Data records:
★ ★ ★

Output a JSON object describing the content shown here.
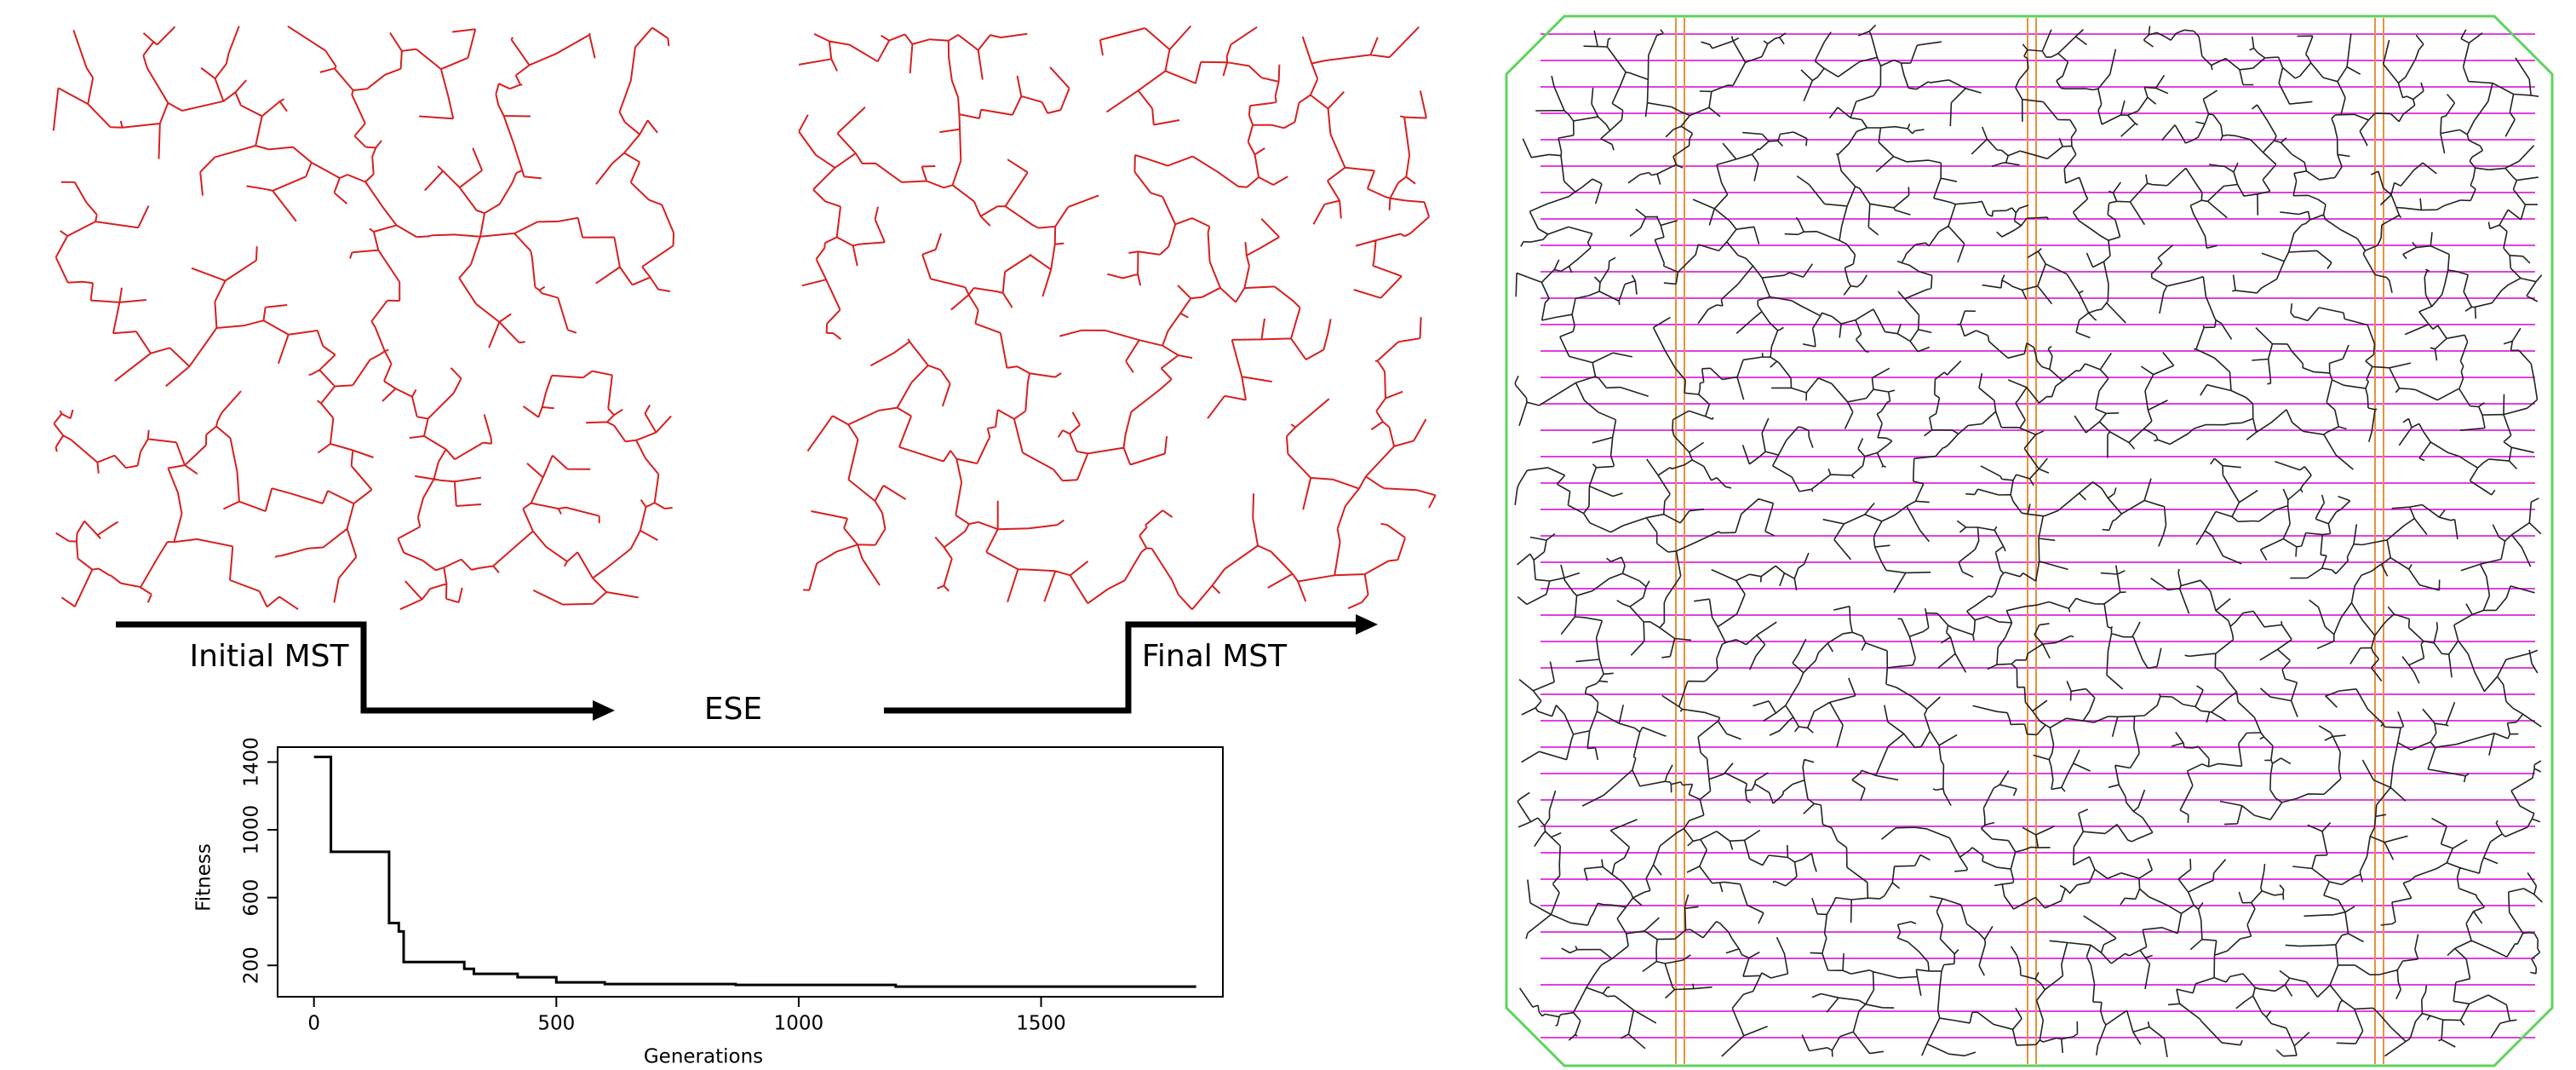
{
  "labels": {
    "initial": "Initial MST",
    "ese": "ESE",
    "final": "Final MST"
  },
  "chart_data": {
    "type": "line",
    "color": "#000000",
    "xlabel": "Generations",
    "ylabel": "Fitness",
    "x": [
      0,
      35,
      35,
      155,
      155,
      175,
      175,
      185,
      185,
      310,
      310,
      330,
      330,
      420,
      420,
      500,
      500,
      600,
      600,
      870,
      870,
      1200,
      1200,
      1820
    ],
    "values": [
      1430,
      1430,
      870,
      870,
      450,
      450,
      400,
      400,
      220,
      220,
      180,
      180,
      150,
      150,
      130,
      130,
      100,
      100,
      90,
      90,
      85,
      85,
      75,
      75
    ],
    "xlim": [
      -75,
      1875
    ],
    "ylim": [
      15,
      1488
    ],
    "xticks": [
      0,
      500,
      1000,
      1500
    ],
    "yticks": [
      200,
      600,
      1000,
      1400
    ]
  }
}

★ ★ ★

Write out the data precisely as given, excluding the pictures.

Output a JSON object describing the content shown here.
{
  "labels": {
    "initial": "Initial MST",
    "ese": "ESE",
    "final": "Final MST"
  },
  "chart_data": {
    "type": "line",
    "color": "#000000",
    "xlabel": "Generations",
    "ylabel": "Fitness",
    "x": [
      0,
      35,
      35,
      155,
      155,
      175,
      175,
      185,
      185,
      310,
      310,
      330,
      330,
      420,
      420,
      500,
      500,
      600,
      600,
      870,
      870,
      1200,
      1200,
      1820
    ],
    "values": [
      1430,
      1430,
      870,
      870,
      450,
      450,
      400,
      400,
      220,
      220,
      180,
      180,
      150,
      150,
      130,
      130,
      100,
      100,
      90,
      90,
      85,
      85,
      75,
      75
    ],
    "xlim": [
      -75,
      1875
    ],
    "ylim": [
      15,
      1488
    ],
    "xticks": [
      0,
      500,
      1000,
      1500
    ],
    "yticks": [
      200,
      600,
      1000,
      1400
    ]
  }
}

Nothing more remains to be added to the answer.